+++ EXCERPT

In 1988, a small delegation from the Chaos Computer Club in Hamburg visited Amsterdam after being invited by Caroline Nevejan, who organized political events at Paradiso in Amsterdam. Rop Gonggrijp, the magazine's later editor and publisher was at that point already rather well known as a hacker who sometimes appeared in the newspapers. Being inspired by Datenschleuder (the CCC magazine) and 2600 The Hacker Quarterly, Gonggrijp decided to start his own magazine. In January 1989, the first issue was published. That summer, Nevejan, Gonggrijp and Patrice Riemens organized the Galactic Hacker Party in Paradiso, Amsterdam.[1]

The magazine grew from its original circulation of 50 photocopies to several thousand printed issues. A group of authors published wide ranging articles including "How to copy the data on the magnetic stripe of your bank card?", "How to build your own pay-TV descrambler" and at least twenty different variations of "How does one make free phone calls?" (much to the dismay of Dutch telecommunication monopoly KPN, then still called PTT Telecommunicatie).

But Hack-Tic was not just about hi-tech mischief: its makers sensed the upcoming importance of communications and technology and were actively involved in making sure new technology was accessible to everyone. In 1991, the foundations were laid for Hacktic Netwerk, the organization which later became the ISP XS4ALL.[2] Also in 1993, Hack-Tic organized Hacking at the End of the Universe (HEU), the first outdoor hacker festival event.[3]

In 1993 the last issue of Hack-Tic appeared. The issues are now online at XS4ALL, the ISP that grew out of Hacktic Network.

++++++
+++ PROVIDED INFORMATION

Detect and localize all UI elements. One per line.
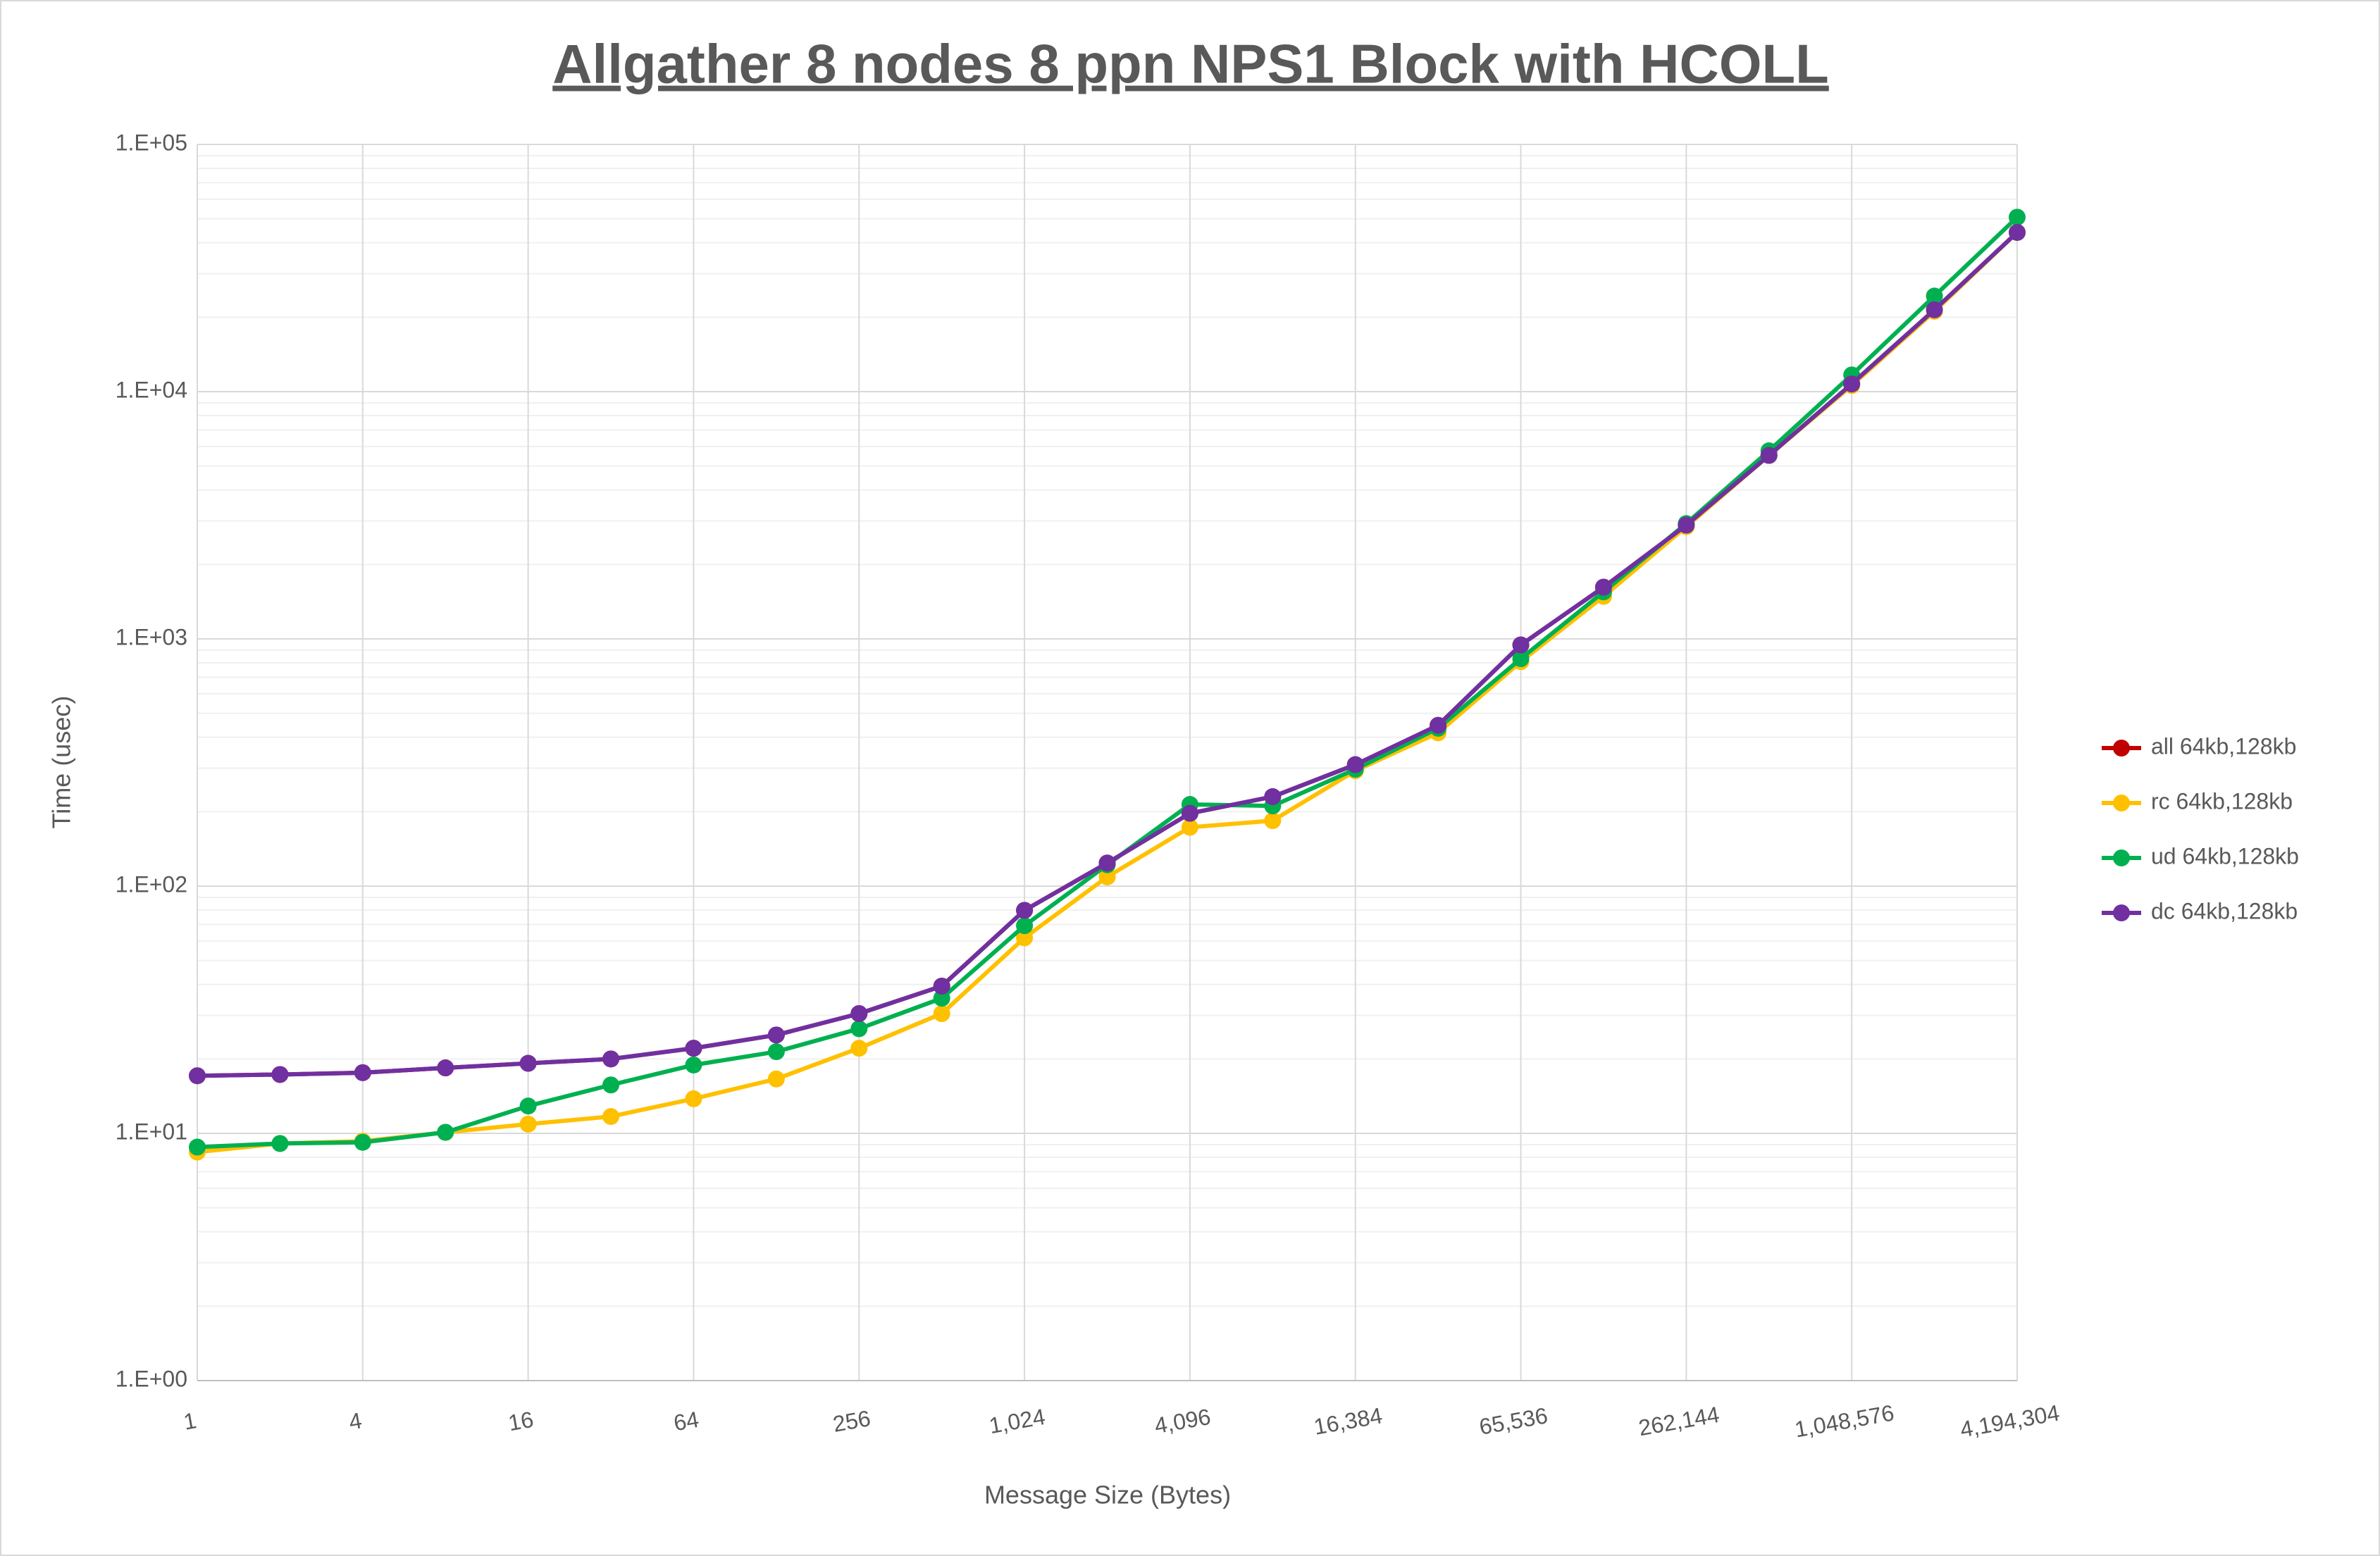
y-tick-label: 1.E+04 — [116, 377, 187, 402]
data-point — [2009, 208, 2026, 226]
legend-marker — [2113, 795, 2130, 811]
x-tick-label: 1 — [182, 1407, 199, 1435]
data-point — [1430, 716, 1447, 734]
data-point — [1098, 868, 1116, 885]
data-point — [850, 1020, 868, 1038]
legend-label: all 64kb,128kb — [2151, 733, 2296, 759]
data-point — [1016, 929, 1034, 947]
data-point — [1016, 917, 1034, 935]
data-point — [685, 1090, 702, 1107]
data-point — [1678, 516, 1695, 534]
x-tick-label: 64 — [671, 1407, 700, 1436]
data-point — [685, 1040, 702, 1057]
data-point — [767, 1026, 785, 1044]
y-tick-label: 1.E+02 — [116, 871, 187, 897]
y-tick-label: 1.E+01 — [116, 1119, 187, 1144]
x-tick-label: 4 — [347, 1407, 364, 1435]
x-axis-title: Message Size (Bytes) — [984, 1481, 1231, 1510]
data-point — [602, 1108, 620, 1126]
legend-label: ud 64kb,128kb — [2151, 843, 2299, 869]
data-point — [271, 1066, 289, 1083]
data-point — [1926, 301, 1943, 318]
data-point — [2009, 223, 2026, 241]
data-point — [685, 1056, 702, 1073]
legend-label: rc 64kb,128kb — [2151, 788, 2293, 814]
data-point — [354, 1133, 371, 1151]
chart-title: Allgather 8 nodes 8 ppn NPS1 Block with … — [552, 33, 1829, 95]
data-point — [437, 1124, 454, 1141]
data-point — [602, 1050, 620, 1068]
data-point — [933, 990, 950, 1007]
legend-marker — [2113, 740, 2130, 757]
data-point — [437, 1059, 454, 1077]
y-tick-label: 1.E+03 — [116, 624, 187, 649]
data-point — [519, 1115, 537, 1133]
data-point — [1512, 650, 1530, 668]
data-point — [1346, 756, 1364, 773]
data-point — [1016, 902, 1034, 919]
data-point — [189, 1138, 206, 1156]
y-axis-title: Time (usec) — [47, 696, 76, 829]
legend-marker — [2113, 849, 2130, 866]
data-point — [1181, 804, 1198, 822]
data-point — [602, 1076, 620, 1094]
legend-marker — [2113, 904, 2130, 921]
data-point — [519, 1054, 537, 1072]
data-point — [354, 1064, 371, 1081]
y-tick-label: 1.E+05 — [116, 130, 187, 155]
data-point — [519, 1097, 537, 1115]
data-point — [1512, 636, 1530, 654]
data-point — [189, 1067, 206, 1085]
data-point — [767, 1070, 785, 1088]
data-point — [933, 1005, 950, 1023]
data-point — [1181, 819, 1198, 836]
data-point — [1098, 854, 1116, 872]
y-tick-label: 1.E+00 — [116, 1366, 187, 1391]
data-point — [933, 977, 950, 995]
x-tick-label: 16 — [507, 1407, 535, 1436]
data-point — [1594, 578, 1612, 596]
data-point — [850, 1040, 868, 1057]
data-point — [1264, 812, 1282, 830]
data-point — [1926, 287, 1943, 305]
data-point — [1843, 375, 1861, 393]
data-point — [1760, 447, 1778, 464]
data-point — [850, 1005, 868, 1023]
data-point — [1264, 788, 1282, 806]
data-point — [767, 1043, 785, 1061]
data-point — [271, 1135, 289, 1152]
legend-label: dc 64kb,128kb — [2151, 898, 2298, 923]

++++++

_WHAT TO DO:_
1/ When was the first issue of Hack-Tic published, according to the Hack-Tic excerpt?
2/ Which people does the Hack-Tic excerpt name?

_ANSWERS BY TASK:_
1/ January 1989.

2/ Caroline Nevejan, Rop Gonggrijp, Patrice Riemens